● **Quoted text**:
The VEF I-16 was a prototype Latvian fighter aircraft designed by Kārlis Irbītis and produced by VEF in 1939 costing about 130,568 Lats.
 
Design work on the I-16 began in the autumn of 1938, when Irbitis ordered a Czech Sagitta I SR supercharged air-cooled V12 engine. Irbitis selected an engine of low frontal area and technical simplicity for easy field servicing. This led to consideration of inverted V air-cooled engines, and the options were quickly narrowed down to the 450 hp Renault 12Roi series from Franc, or 460 hp Walter Sagitta I-SR from Czechoslovakia. A trade imbalance with France meant that the Czechoslovak engine was effectively selected by default. He also ordered a two-bladed, fixed-pitch propeller from Propellerwerk Schwarz for the prototype, but there were plans to switch to a three-bladed metal constant speed propeller to be installed later. Flight instrumentation was ordered from Kollsman in the USA. The I-16 was of conventional monoplane layout with a low set wing with rounded wingtips. The prototype had fixed undercarriage with aerodynamic fairings, but production models were to have retractable landing gear. The cockpit seat and controls were designed as one unit - they could be assembled totally separately from the rest of the aircraft and then installed as a unit with only six bolts. While the prototype was unarmed, there were provisions for two machine guns in the fuselage, along with the ability to carry one additional gun under each wing.
 
Construction of the prototype began in late 1938 but, as it took a long time for the engine and other parts to arrive, it was not ready for flight until the spring of 1940.

 

VEF-I16-02
 
The first flight was made in the spring of 1940 by Konstantins Reichmanis. After about 20 minutes of trouble-free flight at about 1,000 metres the engine stopped. Reichmanis made a perfect deadstick landing. It was assumed that the engine problem was due to low pressure in the fuel feed. They worked on this problem and made 2-3 more flights before the Soviets invaded Latvia and all activity was stopped.
 
Immediately upon occupation of Latvia, the VEF was taken over by a small cadre of employees who were apparently members of the Communist underground. They formed a small militia which took control of security at the facility and watched over the activities of all other employees. After the occupation of Latvia in June 1940, the Soviet authorities ordered that all VEF aircraft be removed from Spilve Airport and, a few weeks later, all parts fabrication and assembly work was ordered suspended pending further instructions from Moscow.

● **Dataset**:
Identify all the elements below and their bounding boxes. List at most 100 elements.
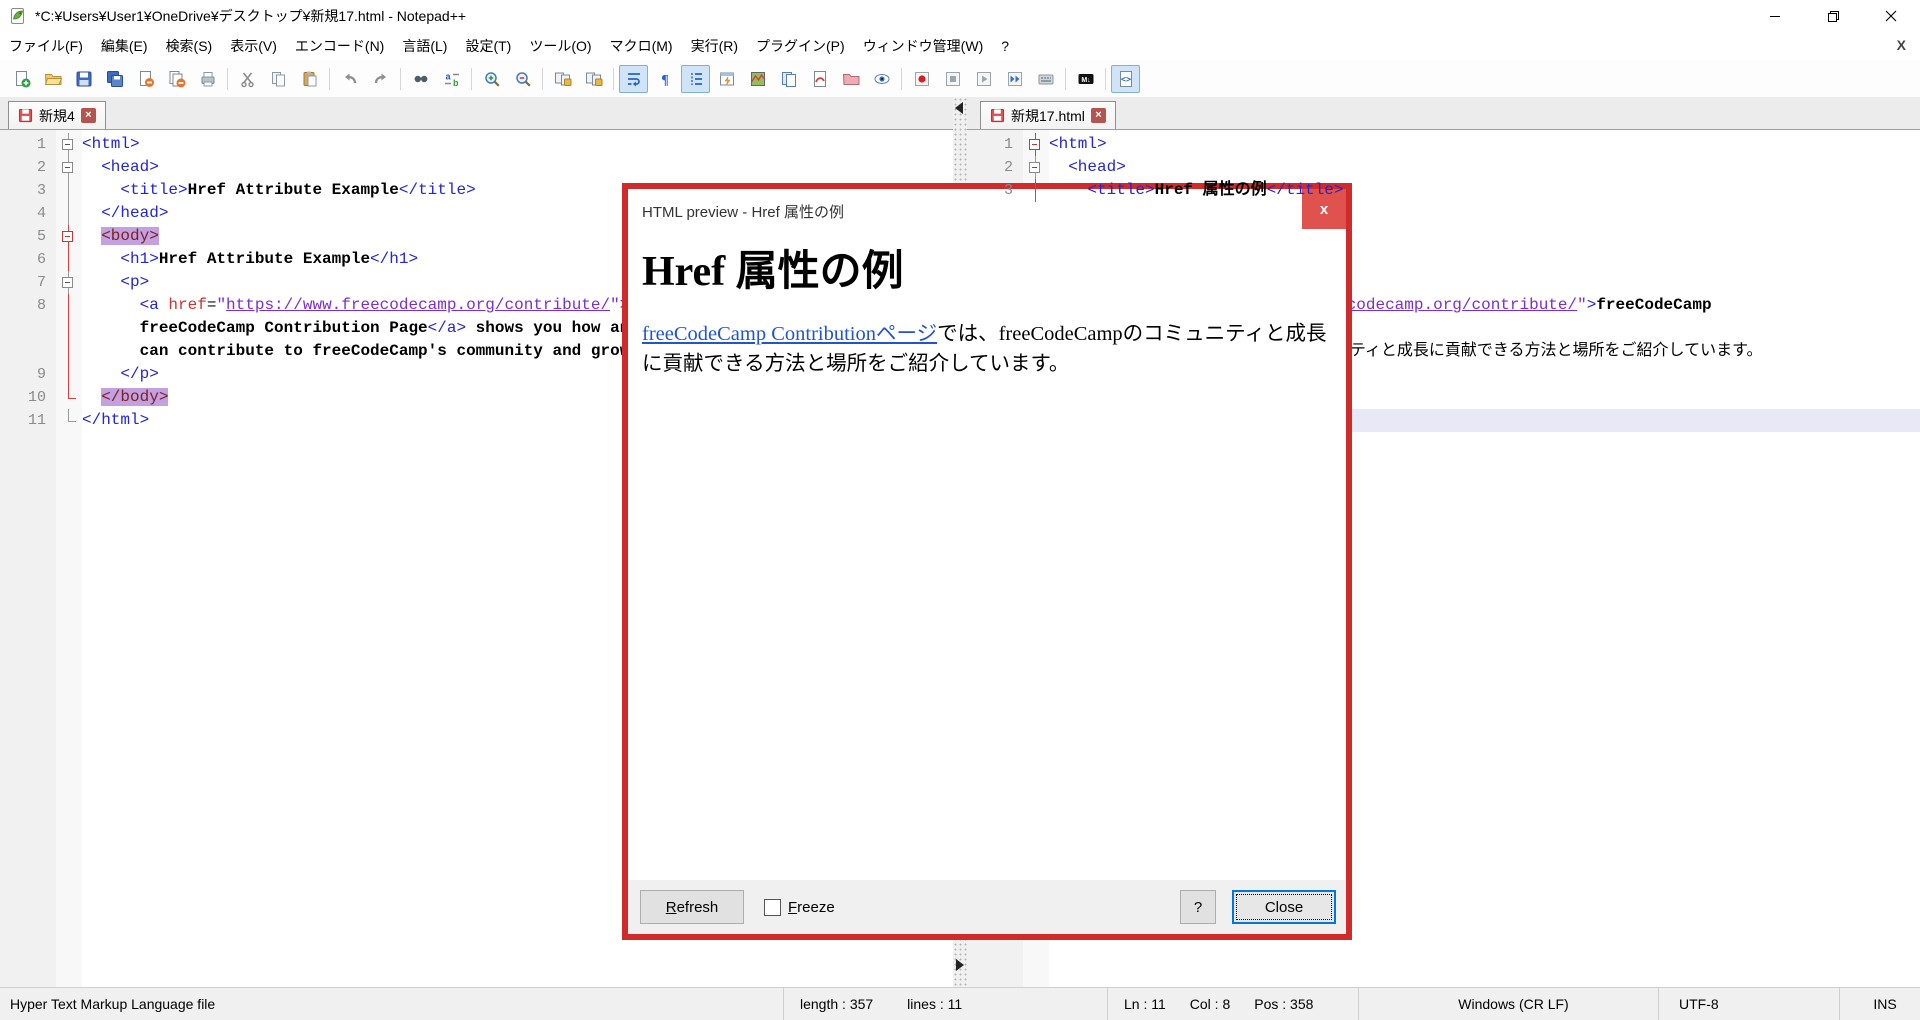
dialog-close-action-button[interactable]: Close xyxy=(1232,890,1336,924)
sync-horizontal-scroll-button[interactable] xyxy=(579,65,608,93)
macro-save-button[interactable] xyxy=(1031,65,1060,93)
replace-button[interactable]: ab xyxy=(437,65,466,93)
line-number: 3 xyxy=(967,179,1023,202)
tab-shinki4[interactable]: 新規4× xyxy=(8,101,106,129)
menu-plugins[interactable]: プラグイン(P) xyxy=(747,32,854,60)
document-switcher-button[interactable] xyxy=(774,65,803,93)
preview-link[interactable]: freeCodeCamp Contributionページ xyxy=(642,323,937,345)
menu-run[interactable]: 実行(R) xyxy=(682,32,747,60)
macro-run-multiple-button[interactable] xyxy=(1000,65,1029,93)
fold-marker[interactable] xyxy=(56,294,82,317)
close-doc-button[interactable] xyxy=(131,65,160,93)
fold-marker[interactable] xyxy=(1023,133,1049,156)
dialog-button-bar: Refresh Freeze ? Close xyxy=(628,880,1346,934)
code-line[interactable]: 2 <head> xyxy=(0,156,953,179)
close-all-docs-button[interactable] xyxy=(162,65,191,93)
code-text[interactable]: <head> xyxy=(1049,156,1920,179)
fold-marker[interactable] xyxy=(56,386,82,409)
line-number: 10 xyxy=(0,386,56,409)
redo-button[interactable] xyxy=(366,65,395,93)
toolbar: ab ¶ M↓ <> xyxy=(0,60,1920,97)
tab-close-button[interactable]: × xyxy=(1091,108,1106,123)
line-number: 5 xyxy=(0,225,56,248)
fold-marker[interactable] xyxy=(56,179,82,202)
zoom-in-button[interactable] xyxy=(477,65,506,93)
menu-macro[interactable]: マクロ(M) xyxy=(601,32,682,60)
save-button[interactable] xyxy=(69,65,98,93)
html-preview-button[interactable]: <> xyxy=(1111,65,1140,93)
show-all-characters-icon: ¶ xyxy=(656,70,674,88)
tab-close-button[interactable]: × xyxy=(81,108,96,123)
minimize-button[interactable] xyxy=(1746,0,1804,32)
code-line[interactable]: 1<html> xyxy=(967,133,1920,156)
fold-marker[interactable] xyxy=(56,133,82,156)
open-folder-button[interactable] xyxy=(38,65,67,93)
file-monitoring-button[interactable] xyxy=(805,65,834,93)
code-text[interactable]: <head> xyxy=(82,156,953,179)
code-line[interactable]: 3 <title>Href 属性の例</title> xyxy=(967,179,1920,202)
menu-file[interactable]: ファイル(F) xyxy=(0,32,92,60)
code-line[interactable]: 1<html> xyxy=(0,133,953,156)
markdown-viewer-button[interactable]: M↓ xyxy=(1071,65,1100,93)
fold-marker[interactable] xyxy=(1023,179,1049,202)
splitter-arrow-right-icon[interactable] xyxy=(956,959,964,971)
menu-view[interactable]: 表示(V) xyxy=(221,32,286,60)
tab-shinki17[interactable]: 新規17.html× xyxy=(980,101,1116,129)
help-button[interactable]: ? xyxy=(1180,890,1216,924)
function-list-button[interactable] xyxy=(712,65,741,93)
view-file-button[interactable] xyxy=(867,65,896,93)
fold-marker[interactable] xyxy=(56,156,82,179)
svg-text:a: a xyxy=(445,71,451,81)
copy-button[interactable] xyxy=(264,65,293,93)
find-button[interactable] xyxy=(406,65,435,93)
close-button[interactable] xyxy=(1862,0,1920,32)
menu-encoding[interactable]: エンコード(N) xyxy=(286,32,393,60)
fold-marker[interactable] xyxy=(56,340,82,363)
menu-tools[interactable]: ツール(O) xyxy=(520,32,600,60)
show-all-characters-button[interactable]: ¶ xyxy=(650,65,679,93)
menu-edit[interactable]: 編集(E) xyxy=(92,32,157,60)
cut-button[interactable] xyxy=(233,65,262,93)
menu-settings[interactable]: 設定(T) xyxy=(456,32,520,60)
splitter-arrow-left-icon[interactable] xyxy=(955,102,963,114)
code-text[interactable]: <html> xyxy=(82,133,953,156)
fold-marker[interactable] xyxy=(56,248,82,271)
macro-run-multiple-icon xyxy=(1006,70,1024,88)
save-all-button[interactable] xyxy=(100,65,129,93)
new-file-button[interactable] xyxy=(7,65,36,93)
fold-marker[interactable] xyxy=(56,409,82,432)
undo-button[interactable] xyxy=(335,65,364,93)
menu-language[interactable]: 言語(L) xyxy=(393,32,456,60)
restore-button[interactable] xyxy=(1804,0,1862,32)
macro-playback-button[interactable] xyxy=(969,65,998,93)
zoom-out-button[interactable] xyxy=(508,65,537,93)
code-text[interactable]: <html> xyxy=(1049,133,1920,156)
macro-stop-button[interactable] xyxy=(938,65,967,93)
print-button[interactable] xyxy=(193,65,222,93)
word-wrap-button[interactable] xyxy=(619,65,648,93)
menu-search[interactable]: 検索(S) xyxy=(157,32,222,60)
toolbar-separator xyxy=(400,68,401,90)
fold-marker[interactable] xyxy=(56,225,82,248)
document-map-button[interactable] xyxy=(743,65,772,93)
fold-marker[interactable] xyxy=(56,202,82,225)
macro-record-button[interactable] xyxy=(907,65,936,93)
sync-horizontal-scroll-icon xyxy=(585,70,603,88)
show-indent-guide-button[interactable] xyxy=(681,65,710,93)
fold-marker[interactable] xyxy=(1023,156,1049,179)
code-line[interactable]: 2 <head> xyxy=(967,156,1920,179)
fold-marker[interactable] xyxy=(56,317,82,340)
word-wrap-icon xyxy=(625,70,643,88)
print-icon xyxy=(199,70,217,88)
menu-help[interactable]: ? xyxy=(992,34,1018,58)
freeze-checkbox[interactable] xyxy=(764,899,781,916)
paste-button[interactable] xyxy=(295,65,324,93)
refresh-button[interactable]: Refresh xyxy=(640,890,744,924)
menubar-close-button[interactable]: X xyxy=(1891,35,1912,55)
code-text[interactable]: <title>Href 属性の例</title> xyxy=(1049,179,1920,202)
fold-marker[interactable] xyxy=(56,363,82,386)
fold-marker[interactable] xyxy=(56,271,82,294)
menu-window[interactable]: ウィンドウ管理(W) xyxy=(854,32,993,60)
folder-as-workspace-button[interactable] xyxy=(836,65,865,93)
sync-vertical-scroll-button[interactable] xyxy=(548,65,577,93)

● **Exercises to complete**:
[1] Condense the paragraph in the VEF I-16 text that begins "The first flight was made" into a shorter version that keeps its main facts.
[2] Reproduce the part of the VEF I-16 text that starts at the words "Construction of the" and ends after the words "spring of 1940.".

● **Exercise solutions**:
[1] Konstantins Reichmanis made the first flight in spring 1940. After about 20 trouble-free minutes at roughly 1,000 meters, the engine stopped, and he made a perfect deadstick landing. The cause was assumed to be low pressure in the fuel feed. Work on the problem went on through 2-3 more flights until the Soviet invasion of Latvia stopped all activity.

[2]
Construction of the prototype began in late 1938 but, as it took a long time for the engine and other parts to arrive, it was not ready for flight until the spring of 1940.